==== Records for this task

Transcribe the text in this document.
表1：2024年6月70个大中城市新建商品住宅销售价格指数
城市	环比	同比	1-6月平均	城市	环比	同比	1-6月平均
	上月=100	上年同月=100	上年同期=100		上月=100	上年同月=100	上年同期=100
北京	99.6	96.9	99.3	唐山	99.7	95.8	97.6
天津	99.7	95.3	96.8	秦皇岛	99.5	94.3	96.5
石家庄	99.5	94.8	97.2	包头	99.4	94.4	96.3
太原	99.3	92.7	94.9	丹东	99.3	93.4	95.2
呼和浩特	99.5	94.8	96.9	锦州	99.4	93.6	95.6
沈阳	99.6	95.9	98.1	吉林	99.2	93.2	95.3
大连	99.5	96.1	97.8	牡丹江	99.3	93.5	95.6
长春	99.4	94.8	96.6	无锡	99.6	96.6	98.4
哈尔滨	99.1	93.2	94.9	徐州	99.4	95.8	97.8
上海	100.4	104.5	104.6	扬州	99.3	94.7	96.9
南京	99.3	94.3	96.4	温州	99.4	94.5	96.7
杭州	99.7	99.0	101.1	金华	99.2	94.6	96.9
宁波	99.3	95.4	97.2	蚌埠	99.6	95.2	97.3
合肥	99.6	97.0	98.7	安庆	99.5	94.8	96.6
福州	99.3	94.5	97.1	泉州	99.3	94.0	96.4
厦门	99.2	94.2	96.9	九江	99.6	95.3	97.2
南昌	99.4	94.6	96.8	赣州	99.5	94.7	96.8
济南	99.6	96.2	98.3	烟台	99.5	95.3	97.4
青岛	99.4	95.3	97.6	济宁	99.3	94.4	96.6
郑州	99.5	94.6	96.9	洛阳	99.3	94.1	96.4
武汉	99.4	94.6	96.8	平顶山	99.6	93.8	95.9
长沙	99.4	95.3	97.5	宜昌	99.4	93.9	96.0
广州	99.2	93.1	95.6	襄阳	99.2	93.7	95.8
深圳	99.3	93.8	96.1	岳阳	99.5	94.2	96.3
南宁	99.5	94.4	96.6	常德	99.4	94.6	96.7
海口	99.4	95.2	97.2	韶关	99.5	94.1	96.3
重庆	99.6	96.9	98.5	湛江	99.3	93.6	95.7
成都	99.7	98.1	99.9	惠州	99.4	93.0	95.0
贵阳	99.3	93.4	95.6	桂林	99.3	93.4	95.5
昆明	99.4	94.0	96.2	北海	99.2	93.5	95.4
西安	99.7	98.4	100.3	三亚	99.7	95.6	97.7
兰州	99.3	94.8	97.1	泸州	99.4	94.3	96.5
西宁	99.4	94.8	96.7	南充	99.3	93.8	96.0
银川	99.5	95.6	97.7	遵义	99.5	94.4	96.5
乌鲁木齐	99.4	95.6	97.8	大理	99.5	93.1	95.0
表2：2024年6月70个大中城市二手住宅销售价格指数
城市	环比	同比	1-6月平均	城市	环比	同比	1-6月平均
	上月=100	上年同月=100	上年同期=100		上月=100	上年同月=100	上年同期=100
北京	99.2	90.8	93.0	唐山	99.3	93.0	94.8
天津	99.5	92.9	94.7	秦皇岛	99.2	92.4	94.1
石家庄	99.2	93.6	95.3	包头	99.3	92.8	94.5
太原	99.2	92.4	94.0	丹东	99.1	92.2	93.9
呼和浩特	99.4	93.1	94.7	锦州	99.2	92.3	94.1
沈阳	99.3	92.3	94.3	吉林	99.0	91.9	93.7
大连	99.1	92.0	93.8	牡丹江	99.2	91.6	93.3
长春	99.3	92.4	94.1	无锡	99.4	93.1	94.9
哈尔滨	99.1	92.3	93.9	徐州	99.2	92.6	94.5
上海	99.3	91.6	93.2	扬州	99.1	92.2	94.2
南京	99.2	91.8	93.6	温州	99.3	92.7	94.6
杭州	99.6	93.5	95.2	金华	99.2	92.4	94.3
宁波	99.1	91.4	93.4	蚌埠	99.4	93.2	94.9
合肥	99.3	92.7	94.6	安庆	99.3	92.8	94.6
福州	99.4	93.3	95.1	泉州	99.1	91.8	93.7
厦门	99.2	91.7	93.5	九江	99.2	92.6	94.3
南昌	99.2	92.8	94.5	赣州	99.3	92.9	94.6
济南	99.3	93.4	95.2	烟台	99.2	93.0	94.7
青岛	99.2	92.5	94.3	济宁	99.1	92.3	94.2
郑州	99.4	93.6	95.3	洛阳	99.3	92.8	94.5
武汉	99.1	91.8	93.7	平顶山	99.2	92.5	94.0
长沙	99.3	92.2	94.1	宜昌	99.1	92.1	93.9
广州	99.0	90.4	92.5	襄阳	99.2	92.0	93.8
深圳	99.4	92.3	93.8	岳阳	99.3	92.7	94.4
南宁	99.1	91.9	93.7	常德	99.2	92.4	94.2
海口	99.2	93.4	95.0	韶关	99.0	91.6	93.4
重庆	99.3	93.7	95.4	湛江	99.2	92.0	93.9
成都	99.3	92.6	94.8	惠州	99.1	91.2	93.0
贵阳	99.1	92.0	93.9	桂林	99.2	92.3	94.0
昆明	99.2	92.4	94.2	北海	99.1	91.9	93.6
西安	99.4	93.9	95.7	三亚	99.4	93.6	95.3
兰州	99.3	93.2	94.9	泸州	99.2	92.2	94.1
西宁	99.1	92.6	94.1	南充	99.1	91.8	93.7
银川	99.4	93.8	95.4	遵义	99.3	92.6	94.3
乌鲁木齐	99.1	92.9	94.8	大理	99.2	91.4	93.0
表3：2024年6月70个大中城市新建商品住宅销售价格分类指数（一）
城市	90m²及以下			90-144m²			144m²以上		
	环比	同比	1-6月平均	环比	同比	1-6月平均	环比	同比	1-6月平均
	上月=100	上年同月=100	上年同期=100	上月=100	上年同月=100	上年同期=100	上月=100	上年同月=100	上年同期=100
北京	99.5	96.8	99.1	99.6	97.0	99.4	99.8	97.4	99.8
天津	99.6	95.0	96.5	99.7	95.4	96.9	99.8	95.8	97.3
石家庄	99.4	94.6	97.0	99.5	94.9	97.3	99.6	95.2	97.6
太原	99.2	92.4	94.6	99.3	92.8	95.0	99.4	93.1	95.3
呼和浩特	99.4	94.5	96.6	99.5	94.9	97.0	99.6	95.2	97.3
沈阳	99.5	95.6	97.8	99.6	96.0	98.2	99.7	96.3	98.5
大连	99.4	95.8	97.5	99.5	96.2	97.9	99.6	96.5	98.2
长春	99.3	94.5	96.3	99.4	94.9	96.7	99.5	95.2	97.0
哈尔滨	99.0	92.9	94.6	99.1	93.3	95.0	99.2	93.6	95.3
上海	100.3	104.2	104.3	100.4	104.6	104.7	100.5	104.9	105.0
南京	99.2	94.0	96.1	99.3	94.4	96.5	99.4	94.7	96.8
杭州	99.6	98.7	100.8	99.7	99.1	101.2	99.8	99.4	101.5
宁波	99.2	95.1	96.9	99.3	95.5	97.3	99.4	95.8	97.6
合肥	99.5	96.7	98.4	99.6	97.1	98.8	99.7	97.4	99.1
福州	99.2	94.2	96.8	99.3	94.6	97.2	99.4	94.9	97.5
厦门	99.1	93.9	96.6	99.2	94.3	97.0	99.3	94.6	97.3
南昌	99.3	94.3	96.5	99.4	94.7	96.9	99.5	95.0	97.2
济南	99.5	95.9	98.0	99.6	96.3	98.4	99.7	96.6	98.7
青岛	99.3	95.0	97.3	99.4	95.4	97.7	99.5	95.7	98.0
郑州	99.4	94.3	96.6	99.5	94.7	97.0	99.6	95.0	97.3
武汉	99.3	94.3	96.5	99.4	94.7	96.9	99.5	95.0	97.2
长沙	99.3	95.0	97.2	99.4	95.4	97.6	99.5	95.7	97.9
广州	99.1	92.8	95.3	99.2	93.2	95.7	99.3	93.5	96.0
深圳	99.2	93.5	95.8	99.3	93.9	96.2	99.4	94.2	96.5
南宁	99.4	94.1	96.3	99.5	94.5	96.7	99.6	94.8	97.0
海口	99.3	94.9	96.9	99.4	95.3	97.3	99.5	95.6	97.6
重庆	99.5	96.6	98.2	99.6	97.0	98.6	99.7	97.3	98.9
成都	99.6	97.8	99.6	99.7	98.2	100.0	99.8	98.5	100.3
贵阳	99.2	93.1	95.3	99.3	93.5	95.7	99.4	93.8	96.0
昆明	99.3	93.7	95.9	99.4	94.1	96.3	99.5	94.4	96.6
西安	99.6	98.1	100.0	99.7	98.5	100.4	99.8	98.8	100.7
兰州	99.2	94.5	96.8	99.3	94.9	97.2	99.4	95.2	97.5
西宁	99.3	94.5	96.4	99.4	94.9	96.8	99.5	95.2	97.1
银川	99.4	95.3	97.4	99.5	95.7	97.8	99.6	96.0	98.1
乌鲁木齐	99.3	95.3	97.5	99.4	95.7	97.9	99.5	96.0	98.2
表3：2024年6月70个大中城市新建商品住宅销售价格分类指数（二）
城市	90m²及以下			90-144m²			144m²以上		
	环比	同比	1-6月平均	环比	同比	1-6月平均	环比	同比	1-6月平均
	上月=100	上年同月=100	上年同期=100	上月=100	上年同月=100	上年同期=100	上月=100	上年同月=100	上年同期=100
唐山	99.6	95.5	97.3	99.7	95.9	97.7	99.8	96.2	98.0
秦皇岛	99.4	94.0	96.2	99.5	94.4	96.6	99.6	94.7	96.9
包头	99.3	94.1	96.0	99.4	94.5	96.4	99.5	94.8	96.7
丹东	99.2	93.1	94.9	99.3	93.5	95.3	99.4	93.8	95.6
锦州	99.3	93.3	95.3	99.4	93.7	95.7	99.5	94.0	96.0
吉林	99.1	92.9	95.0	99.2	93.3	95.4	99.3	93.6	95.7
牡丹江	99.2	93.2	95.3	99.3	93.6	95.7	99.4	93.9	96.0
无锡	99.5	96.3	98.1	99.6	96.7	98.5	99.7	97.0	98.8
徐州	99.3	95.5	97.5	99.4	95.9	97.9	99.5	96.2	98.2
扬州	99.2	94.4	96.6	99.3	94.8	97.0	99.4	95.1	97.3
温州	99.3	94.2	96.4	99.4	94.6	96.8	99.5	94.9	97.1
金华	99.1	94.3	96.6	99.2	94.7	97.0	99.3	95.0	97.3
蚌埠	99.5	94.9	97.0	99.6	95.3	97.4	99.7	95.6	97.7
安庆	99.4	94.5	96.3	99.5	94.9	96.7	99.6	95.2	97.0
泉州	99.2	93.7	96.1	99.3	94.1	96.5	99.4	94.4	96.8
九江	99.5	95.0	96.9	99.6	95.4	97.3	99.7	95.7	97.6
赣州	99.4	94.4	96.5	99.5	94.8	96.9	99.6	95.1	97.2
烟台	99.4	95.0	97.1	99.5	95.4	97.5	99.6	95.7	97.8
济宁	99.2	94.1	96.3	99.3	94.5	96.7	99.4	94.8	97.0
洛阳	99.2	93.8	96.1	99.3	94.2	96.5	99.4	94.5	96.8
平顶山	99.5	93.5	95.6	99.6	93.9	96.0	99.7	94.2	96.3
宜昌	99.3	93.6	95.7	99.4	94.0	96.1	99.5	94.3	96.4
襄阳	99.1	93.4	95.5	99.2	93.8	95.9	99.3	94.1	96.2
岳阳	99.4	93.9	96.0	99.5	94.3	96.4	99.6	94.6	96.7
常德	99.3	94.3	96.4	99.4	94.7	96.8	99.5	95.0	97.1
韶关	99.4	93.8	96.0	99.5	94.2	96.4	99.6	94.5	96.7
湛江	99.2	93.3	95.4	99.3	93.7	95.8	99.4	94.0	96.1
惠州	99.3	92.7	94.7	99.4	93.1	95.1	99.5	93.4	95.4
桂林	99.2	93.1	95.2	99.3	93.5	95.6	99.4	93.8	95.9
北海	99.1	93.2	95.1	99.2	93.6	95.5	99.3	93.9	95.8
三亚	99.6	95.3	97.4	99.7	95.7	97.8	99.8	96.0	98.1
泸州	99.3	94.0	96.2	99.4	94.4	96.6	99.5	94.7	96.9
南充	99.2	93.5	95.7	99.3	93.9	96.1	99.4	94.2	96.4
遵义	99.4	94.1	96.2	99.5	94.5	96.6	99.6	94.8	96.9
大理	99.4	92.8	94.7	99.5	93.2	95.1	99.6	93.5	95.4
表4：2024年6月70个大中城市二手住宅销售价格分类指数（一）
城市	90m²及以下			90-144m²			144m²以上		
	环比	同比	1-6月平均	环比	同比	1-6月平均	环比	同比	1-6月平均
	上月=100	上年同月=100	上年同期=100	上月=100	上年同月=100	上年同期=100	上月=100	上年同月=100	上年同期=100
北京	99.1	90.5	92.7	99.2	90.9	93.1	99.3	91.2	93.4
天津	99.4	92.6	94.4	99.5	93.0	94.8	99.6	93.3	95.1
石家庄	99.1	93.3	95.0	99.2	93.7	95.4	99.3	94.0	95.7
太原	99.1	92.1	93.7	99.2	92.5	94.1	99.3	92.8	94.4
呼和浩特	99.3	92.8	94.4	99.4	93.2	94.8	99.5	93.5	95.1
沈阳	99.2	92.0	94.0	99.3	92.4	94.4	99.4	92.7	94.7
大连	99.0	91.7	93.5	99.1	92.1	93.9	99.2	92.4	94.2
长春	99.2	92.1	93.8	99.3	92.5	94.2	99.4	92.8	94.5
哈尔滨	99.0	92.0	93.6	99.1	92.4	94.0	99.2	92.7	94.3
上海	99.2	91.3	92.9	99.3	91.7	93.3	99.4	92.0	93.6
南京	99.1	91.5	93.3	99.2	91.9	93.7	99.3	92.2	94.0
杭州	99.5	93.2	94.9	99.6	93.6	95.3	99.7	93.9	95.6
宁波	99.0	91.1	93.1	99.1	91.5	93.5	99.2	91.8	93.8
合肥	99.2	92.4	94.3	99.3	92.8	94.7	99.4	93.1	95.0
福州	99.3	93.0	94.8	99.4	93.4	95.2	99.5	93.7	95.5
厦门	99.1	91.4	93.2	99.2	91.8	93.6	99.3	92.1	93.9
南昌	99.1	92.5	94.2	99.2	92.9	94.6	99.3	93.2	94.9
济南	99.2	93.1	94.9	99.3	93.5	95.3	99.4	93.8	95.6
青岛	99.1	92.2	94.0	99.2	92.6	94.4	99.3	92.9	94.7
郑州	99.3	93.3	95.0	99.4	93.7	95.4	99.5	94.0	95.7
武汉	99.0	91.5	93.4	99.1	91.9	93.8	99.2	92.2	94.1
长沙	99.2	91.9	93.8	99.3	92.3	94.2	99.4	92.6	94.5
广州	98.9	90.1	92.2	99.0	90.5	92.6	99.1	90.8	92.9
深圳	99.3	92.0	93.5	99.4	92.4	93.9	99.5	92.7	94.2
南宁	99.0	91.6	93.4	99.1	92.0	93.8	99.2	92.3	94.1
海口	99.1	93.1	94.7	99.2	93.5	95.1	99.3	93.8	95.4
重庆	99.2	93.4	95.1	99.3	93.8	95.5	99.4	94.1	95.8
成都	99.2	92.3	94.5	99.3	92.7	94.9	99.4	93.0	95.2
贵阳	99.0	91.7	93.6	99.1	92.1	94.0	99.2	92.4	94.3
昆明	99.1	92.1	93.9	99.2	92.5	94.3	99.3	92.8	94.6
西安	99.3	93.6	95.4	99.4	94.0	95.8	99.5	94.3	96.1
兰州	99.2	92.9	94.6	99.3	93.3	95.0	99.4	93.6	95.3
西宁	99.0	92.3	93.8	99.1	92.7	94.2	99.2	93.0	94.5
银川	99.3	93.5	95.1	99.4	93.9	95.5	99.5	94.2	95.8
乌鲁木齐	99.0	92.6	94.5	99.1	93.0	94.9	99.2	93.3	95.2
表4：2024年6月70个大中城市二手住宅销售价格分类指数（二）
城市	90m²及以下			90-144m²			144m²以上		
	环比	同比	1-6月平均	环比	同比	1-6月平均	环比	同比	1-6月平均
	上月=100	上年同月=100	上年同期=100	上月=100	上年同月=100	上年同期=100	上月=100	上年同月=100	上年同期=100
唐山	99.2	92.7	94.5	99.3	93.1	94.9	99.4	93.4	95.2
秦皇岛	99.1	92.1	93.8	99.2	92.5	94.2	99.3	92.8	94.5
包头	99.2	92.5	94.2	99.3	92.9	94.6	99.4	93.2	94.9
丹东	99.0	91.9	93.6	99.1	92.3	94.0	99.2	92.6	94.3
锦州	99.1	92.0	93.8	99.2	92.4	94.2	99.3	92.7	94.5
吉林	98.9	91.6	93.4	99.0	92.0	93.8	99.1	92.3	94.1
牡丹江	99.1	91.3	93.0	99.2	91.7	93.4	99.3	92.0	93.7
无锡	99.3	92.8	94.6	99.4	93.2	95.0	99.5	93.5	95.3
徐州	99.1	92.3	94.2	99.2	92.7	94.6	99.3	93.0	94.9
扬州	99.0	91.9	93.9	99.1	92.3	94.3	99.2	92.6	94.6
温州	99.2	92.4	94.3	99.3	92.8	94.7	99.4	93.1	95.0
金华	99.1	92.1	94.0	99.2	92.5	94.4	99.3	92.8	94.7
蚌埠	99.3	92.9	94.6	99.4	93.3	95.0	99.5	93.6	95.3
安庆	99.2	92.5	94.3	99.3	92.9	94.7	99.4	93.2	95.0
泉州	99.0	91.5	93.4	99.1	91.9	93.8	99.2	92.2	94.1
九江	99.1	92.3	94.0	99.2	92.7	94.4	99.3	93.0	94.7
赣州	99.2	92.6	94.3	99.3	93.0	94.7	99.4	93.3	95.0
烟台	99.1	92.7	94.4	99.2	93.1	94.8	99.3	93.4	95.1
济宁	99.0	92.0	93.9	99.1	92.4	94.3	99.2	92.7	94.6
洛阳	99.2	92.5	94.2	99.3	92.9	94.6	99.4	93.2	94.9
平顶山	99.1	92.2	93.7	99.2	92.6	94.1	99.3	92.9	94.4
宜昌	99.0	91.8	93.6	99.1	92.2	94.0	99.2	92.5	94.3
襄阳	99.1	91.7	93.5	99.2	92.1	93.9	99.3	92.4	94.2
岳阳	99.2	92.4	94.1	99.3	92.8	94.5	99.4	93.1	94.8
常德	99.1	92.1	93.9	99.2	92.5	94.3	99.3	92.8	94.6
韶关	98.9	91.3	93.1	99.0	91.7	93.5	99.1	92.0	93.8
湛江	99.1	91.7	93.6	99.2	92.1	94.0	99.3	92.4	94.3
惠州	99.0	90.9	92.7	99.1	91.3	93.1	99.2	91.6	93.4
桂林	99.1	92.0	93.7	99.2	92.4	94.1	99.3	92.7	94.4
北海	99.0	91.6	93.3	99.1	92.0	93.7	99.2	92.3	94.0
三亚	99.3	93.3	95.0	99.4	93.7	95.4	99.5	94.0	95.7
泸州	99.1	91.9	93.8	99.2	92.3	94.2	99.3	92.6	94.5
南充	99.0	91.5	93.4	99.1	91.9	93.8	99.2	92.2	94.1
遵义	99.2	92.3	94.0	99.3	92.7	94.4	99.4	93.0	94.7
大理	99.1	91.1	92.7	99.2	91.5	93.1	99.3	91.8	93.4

========

* [Problem] Lines from the records above that hold "乌鲁木齐" are the ones to list.

* [In response]
乌鲁木齐	99.4	95.6	97.8	大理	99.5	93.1	95.0
乌鲁木齐	99.1	92.9	94.8	大理	99.2	91.4	93.0
乌鲁木齐	99.3	95.3	97.5	99.4	95.7	97.9	99.5	96.0	98.2
乌鲁木齐	99.0	92.6	94.5	99.1	93.0	94.9	99.2	93.3	95.2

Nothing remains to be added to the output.